_REQUIREMENT_
Every line below that mentions the word "circulaţie" should be copied out.

— START DATASET EXTRACT —

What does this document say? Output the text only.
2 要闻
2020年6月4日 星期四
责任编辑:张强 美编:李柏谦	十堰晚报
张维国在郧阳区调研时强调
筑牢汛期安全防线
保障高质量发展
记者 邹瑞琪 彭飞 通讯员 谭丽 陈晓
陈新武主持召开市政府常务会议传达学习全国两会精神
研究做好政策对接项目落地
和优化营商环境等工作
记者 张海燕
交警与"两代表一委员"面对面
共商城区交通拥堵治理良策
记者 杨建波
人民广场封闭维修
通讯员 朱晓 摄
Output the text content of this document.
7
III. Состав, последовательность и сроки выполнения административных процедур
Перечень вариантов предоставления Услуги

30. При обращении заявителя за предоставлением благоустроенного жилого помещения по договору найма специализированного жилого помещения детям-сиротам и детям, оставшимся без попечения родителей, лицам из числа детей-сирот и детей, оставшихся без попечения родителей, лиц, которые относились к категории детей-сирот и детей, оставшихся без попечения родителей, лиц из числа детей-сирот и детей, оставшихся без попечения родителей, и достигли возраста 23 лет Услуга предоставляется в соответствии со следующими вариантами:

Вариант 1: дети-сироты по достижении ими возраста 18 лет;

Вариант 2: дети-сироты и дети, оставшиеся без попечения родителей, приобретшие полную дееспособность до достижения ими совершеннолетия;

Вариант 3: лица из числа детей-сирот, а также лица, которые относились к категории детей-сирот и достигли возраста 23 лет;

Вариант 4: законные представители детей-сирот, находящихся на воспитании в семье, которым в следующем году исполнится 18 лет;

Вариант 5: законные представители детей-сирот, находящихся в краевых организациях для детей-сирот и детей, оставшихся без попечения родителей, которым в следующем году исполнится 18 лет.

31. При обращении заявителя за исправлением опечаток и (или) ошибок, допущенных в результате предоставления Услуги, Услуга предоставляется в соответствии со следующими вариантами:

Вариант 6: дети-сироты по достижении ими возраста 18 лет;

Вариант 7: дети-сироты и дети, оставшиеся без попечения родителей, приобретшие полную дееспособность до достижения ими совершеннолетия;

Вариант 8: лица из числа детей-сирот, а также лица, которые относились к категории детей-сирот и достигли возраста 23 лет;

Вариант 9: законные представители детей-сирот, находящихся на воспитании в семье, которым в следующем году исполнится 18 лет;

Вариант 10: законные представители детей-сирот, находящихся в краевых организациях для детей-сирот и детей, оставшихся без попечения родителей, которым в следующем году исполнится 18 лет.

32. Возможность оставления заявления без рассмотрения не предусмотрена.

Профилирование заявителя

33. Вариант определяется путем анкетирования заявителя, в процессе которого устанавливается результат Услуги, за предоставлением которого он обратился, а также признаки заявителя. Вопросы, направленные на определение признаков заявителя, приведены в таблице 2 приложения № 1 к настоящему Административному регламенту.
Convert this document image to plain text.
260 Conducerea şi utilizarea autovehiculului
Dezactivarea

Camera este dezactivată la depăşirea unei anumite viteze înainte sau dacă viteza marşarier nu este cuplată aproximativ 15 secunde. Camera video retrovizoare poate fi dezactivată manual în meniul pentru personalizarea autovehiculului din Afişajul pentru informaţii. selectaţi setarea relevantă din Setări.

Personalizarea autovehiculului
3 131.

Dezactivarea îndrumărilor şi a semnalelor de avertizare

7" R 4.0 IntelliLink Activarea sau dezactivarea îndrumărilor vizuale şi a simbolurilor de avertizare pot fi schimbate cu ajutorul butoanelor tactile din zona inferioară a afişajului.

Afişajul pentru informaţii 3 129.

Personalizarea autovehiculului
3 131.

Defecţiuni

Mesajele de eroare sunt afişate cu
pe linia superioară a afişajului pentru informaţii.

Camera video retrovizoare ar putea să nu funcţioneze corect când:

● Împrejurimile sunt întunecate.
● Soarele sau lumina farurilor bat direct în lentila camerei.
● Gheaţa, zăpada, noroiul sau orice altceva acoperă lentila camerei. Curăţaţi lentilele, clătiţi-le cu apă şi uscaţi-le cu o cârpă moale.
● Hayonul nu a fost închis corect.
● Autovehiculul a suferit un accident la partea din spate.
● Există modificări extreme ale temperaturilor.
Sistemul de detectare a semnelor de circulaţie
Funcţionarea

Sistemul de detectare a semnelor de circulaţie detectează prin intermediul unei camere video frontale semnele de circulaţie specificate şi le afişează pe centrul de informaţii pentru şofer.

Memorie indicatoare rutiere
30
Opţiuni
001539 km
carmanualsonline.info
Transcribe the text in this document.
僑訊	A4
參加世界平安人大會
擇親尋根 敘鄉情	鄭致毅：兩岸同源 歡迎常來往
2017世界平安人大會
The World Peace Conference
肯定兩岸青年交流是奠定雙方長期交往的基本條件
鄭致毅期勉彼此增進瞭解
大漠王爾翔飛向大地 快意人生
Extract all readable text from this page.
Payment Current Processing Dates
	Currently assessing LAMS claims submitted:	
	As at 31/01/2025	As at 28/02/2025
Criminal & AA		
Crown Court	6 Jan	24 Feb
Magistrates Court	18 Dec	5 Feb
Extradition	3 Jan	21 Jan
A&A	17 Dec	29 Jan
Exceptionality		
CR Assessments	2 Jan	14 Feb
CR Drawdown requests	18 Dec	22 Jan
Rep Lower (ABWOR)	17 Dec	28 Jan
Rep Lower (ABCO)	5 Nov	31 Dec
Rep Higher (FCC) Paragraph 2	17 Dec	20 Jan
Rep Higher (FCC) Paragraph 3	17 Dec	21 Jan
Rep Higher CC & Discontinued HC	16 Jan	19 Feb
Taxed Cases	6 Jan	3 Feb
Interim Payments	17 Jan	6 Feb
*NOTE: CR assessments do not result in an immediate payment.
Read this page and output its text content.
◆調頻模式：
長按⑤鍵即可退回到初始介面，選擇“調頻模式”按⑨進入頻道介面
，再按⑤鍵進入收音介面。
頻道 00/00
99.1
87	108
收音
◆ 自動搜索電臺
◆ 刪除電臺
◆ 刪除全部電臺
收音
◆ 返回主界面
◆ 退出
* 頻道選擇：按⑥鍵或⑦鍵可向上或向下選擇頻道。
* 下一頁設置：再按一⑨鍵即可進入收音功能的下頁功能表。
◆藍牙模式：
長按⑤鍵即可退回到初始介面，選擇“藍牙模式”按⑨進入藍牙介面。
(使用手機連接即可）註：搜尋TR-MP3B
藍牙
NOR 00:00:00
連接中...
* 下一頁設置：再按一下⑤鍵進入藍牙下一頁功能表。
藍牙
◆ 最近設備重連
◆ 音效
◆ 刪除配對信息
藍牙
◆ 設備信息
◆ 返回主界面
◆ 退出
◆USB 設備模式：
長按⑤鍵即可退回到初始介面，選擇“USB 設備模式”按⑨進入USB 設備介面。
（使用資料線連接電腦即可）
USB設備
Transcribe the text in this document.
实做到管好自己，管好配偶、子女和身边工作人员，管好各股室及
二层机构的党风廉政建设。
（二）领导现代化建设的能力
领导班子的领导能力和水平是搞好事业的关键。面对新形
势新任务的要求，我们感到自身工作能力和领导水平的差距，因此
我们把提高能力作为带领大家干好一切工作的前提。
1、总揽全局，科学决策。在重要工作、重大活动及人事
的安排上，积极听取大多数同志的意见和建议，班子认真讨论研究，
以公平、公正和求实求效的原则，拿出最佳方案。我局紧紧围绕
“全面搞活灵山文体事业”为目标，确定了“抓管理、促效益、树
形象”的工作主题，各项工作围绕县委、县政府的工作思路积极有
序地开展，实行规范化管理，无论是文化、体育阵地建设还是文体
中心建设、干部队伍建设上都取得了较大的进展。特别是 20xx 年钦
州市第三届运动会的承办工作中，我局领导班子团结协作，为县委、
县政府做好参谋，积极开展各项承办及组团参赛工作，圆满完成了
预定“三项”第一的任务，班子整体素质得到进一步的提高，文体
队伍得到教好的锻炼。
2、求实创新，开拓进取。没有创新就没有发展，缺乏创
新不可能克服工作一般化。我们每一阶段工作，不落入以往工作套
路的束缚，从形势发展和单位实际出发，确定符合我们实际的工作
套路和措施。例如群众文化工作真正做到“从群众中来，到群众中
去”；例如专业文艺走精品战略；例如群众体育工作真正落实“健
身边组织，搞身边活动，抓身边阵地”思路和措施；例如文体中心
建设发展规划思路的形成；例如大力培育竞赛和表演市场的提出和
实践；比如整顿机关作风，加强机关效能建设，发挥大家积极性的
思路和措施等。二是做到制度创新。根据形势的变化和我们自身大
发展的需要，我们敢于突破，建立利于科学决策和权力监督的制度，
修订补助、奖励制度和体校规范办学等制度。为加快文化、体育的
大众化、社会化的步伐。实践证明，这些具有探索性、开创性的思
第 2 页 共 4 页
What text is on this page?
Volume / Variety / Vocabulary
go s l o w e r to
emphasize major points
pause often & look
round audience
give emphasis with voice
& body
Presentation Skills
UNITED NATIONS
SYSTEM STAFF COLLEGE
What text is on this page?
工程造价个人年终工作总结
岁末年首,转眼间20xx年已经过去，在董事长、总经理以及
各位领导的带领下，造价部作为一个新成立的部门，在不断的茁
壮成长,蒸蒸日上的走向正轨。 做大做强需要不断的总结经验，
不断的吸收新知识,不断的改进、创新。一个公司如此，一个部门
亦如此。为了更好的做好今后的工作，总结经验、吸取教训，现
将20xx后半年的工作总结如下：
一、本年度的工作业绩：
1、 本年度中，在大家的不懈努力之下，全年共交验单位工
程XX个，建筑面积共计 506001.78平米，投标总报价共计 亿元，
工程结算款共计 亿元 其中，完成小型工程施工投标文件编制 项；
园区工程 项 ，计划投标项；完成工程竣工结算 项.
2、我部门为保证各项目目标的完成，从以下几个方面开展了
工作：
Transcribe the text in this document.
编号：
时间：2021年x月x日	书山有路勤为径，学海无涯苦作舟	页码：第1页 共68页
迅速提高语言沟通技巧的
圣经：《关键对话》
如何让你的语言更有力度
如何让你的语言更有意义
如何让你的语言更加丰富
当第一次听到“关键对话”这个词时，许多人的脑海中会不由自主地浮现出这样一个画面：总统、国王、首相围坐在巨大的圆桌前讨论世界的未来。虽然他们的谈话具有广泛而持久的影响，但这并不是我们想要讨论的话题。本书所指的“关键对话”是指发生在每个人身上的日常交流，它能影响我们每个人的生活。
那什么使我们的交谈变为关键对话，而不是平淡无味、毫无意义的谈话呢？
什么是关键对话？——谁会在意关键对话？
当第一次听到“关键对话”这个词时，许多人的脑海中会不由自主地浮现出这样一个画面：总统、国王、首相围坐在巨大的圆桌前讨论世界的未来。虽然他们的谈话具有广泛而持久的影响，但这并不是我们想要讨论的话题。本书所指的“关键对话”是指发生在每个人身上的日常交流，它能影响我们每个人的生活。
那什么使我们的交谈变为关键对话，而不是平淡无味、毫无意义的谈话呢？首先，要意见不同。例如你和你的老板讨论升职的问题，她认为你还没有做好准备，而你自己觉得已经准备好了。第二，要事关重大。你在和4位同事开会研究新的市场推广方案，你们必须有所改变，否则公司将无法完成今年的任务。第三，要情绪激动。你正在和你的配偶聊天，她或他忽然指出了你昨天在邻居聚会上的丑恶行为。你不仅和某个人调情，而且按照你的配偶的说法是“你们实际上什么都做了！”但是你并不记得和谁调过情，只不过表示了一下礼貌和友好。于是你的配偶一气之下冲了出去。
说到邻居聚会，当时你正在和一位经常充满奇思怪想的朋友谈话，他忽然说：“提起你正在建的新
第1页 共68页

— END DATASET EXTRACT —

_EXERCISE RESULT_
Sistemul de detectare a semnelor de circulaţie
Sistemul de detectare a semnelor de circulaţie detectează prin intermediul unei camere video frontale semnele de circulaţie specificate şi le afişează pe centrul de informaţii pentru şofer.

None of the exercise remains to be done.